## Dataset:
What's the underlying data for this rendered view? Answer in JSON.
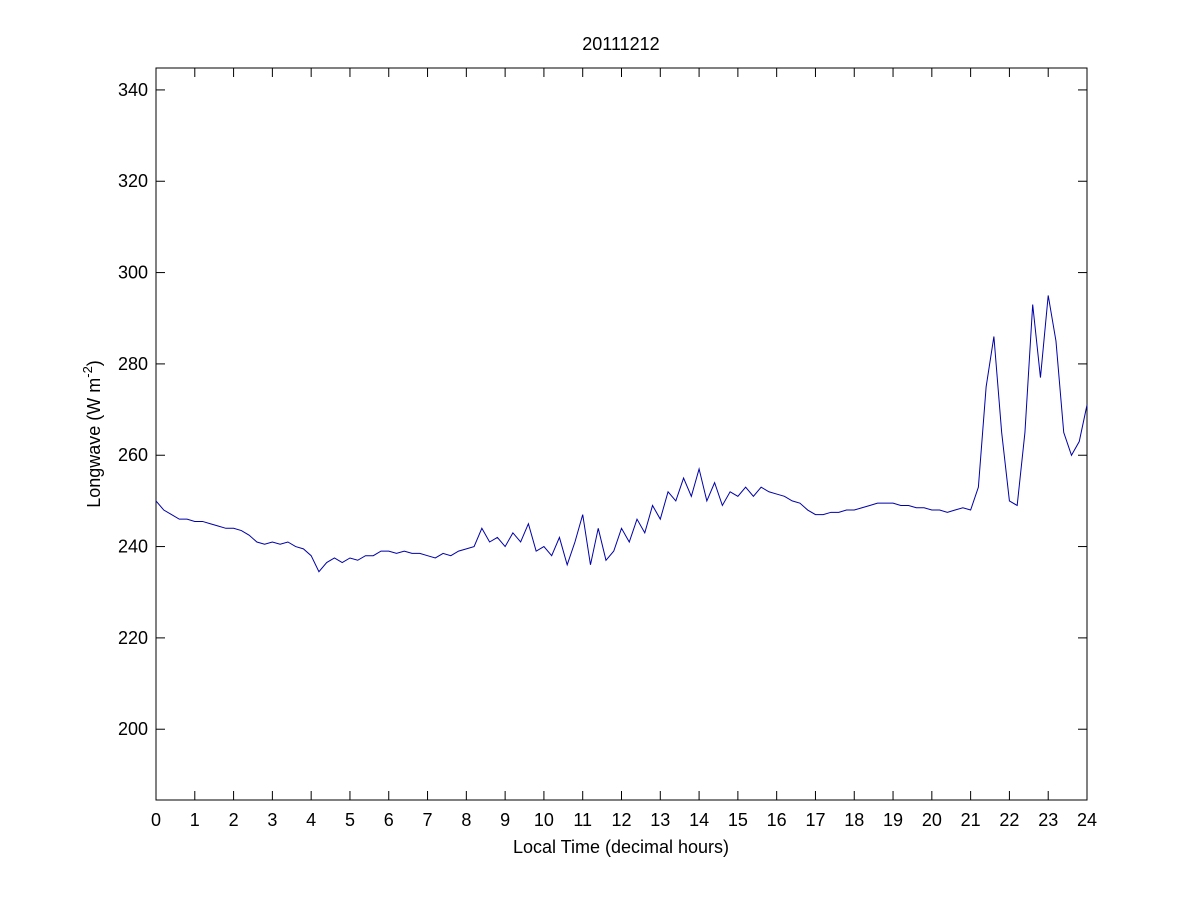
{
  "chart_data": {
    "type": "line",
    "title": "20111212",
    "xlabel": "Local Time (decimal hours)",
    "ylabel": {
      "text": "Longwave (W m",
      "superscript": "-2",
      "suffix": ")"
    },
    "xlim": [
      0,
      24
    ],
    "xticks": [
      0,
      1,
      2,
      3,
      4,
      5,
      6,
      7,
      8,
      9,
      10,
      11,
      12,
      13,
      14,
      15,
      16,
      17,
      18,
      19,
      20,
      21,
      22,
      23,
      24
    ],
    "ylim": [
      184.5,
      344.8
    ],
    "yticks": [
      200,
      220,
      240,
      260,
      280,
      300,
      320,
      340
    ],
    "grid": false,
    "x": [
      0,
      0.2,
      0.4,
      0.6,
      0.8,
      1,
      1.2,
      1.4,
      1.6,
      1.8,
      2,
      2.2,
      2.4,
      2.6,
      2.8,
      3,
      3.2,
      3.4,
      3.6,
      3.8,
      4,
      4.2,
      4.4,
      4.6,
      4.8,
      5,
      5.2,
      5.4,
      5.6,
      5.8,
      6,
      6.2,
      6.4,
      6.6,
      6.8,
      7,
      7.2,
      7.4,
      7.6,
      7.8,
      8,
      8.2,
      8.4,
      8.6,
      8.8,
      9,
      9.2,
      9.4,
      9.6,
      9.8,
      10,
      10.2,
      10.4,
      10.6,
      10.8,
      11,
      11.2,
      11.4,
      11.6,
      11.8,
      12,
      12.2,
      12.4,
      12.6,
      12.8,
      13,
      13.2,
      13.4,
      13.6,
      13.8,
      14,
      14.2,
      14.4,
      14.6,
      14.8,
      15,
      15.2,
      15.4,
      15.6,
      15.8,
      16,
      16.2,
      16.4,
      16.6,
      16.8,
      17,
      17.2,
      17.4,
      17.6,
      17.8,
      18,
      18.2,
      18.4,
      18.6,
      18.8,
      19,
      19.2,
      19.4,
      19.6,
      19.8,
      20,
      20.2,
      20.4,
      20.6,
      20.8,
      21,
      21.2,
      21.4,
      21.6,
      21.8,
      22,
      22.2,
      22.4,
      22.6,
      22.8,
      23,
      23.2,
      23.4,
      23.6,
      23.8,
      24
    ],
    "series": [
      {
        "color": "#0000aa",
        "values": [
          250,
          248,
          247,
          246,
          246,
          245.5,
          245.5,
          245,
          244.5,
          244,
          244,
          243.5,
          242.5,
          241,
          240.5,
          241,
          240.5,
          241,
          240,
          239.5,
          238,
          234.5,
          236.5,
          237.5,
          236.5,
          237.5,
          237,
          238,
          238,
          239,
          239,
          238.5,
          239,
          238.5,
          238.5,
          238,
          237.5,
          238.5,
          238,
          239,
          239.5,
          240,
          244,
          241,
          242,
          240,
          243,
          241,
          245,
          239,
          240,
          238,
          242,
          236,
          241,
          247,
          236,
          244,
          237,
          239,
          244,
          241,
          246,
          243,
          249,
          246,
          252,
          250,
          255,
          251,
          257,
          250,
          254,
          249,
          252,
          251,
          253,
          251,
          253,
          252,
          251.5,
          251,
          250,
          249.5,
          248,
          247,
          247,
          247.5,
          247.5,
          248,
          248,
          248.5,
          249,
          249.5,
          249.5,
          249.5,
          249,
          249,
          248.5,
          248.5,
          248,
          248,
          247.5,
          248,
          248.5,
          248,
          253,
          275,
          286,
          265,
          250,
          249,
          265,
          293,
          277,
          295,
          285,
          265,
          260,
          263,
          271
        ]
      }
    ]
  }
}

## Given request:
Drop the pictures and reproduce the rest of the entries above exactly.

## Finished exercise:
What's the underlying data for this rendered view? Answer in JSON.
{
  "chart_data": {
    "type": "line",
    "title": "20111212",
    "xlabel": "Local Time (decimal hours)",
    "ylabel": {
      "text": "Longwave (W m",
      "superscript": "-2",
      "suffix": ")"
    },
    "xlim": [
      0,
      24
    ],
    "xticks": [
      0,
      1,
      2,
      3,
      4,
      5,
      6,
      7,
      8,
      9,
      10,
      11,
      12,
      13,
      14,
      15,
      16,
      17,
      18,
      19,
      20,
      21,
      22,
      23,
      24
    ],
    "ylim": [
      184.5,
      344.8
    ],
    "yticks": [
      200,
      220,
      240,
      260,
      280,
      300,
      320,
      340
    ],
    "grid": false,
    "x": [
      0,
      0.2,
      0.4,
      0.6,
      0.8,
      1,
      1.2,
      1.4,
      1.6,
      1.8,
      2,
      2.2,
      2.4,
      2.6,
      2.8,
      3,
      3.2,
      3.4,
      3.6,
      3.8,
      4,
      4.2,
      4.4,
      4.6,
      4.8,
      5,
      5.2,
      5.4,
      5.6,
      5.8,
      6,
      6.2,
      6.4,
      6.6,
      6.8,
      7,
      7.2,
      7.4,
      7.6,
      7.8,
      8,
      8.2,
      8.4,
      8.6,
      8.8,
      9,
      9.2,
      9.4,
      9.6,
      9.8,
      10,
      10.2,
      10.4,
      10.6,
      10.8,
      11,
      11.2,
      11.4,
      11.6,
      11.8,
      12,
      12.2,
      12.4,
      12.6,
      12.8,
      13,
      13.2,
      13.4,
      13.6,
      13.8,
      14,
      14.2,
      14.4,
      14.6,
      14.8,
      15,
      15.2,
      15.4,
      15.6,
      15.8,
      16,
      16.2,
      16.4,
      16.6,
      16.8,
      17,
      17.2,
      17.4,
      17.6,
      17.8,
      18,
      18.2,
      18.4,
      18.6,
      18.8,
      19,
      19.2,
      19.4,
      19.6,
      19.8,
      20,
      20.2,
      20.4,
      20.6,
      20.8,
      21,
      21.2,
      21.4,
      21.6,
      21.8,
      22,
      22.2,
      22.4,
      22.6,
      22.8,
      23,
      23.2,
      23.4,
      23.6,
      23.8,
      24
    ],
    "series": [
      {
        "color": "#0000aa",
        "values": [
          250,
          248,
          247,
          246,
          246,
          245.5,
          245.5,
          245,
          244.5,
          244,
          244,
          243.5,
          242.5,
          241,
          240.5,
          241,
          240.5,
          241,
          240,
          239.5,
          238,
          234.5,
          236.5,
          237.5,
          236.5,
          237.5,
          237,
          238,
          238,
          239,
          239,
          238.5,
          239,
          238.5,
          238.5,
          238,
          237.5,
          238.5,
          238,
          239,
          239.5,
          240,
          244,
          241,
          242,
          240,
          243,
          241,
          245,
          239,
          240,
          238,
          242,
          236,
          241,
          247,
          236,
          244,
          237,
          239,
          244,
          241,
          246,
          243,
          249,
          246,
          252,
          250,
          255,
          251,
          257,
          250,
          254,
          249,
          252,
          251,
          253,
          251,
          253,
          252,
          251.5,
          251,
          250,
          249.5,
          248,
          247,
          247,
          247.5,
          247.5,
          248,
          248,
          248.5,
          249,
          249.5,
          249.5,
          249.5,
          249,
          249,
          248.5,
          248.5,
          248,
          248,
          247.5,
          248,
          248.5,
          248,
          253,
          275,
          286,
          265,
          250,
          249,
          265,
          293,
          277,
          295,
          285,
          265,
          260,
          263,
          271
        ]
      }
    ]
  }
}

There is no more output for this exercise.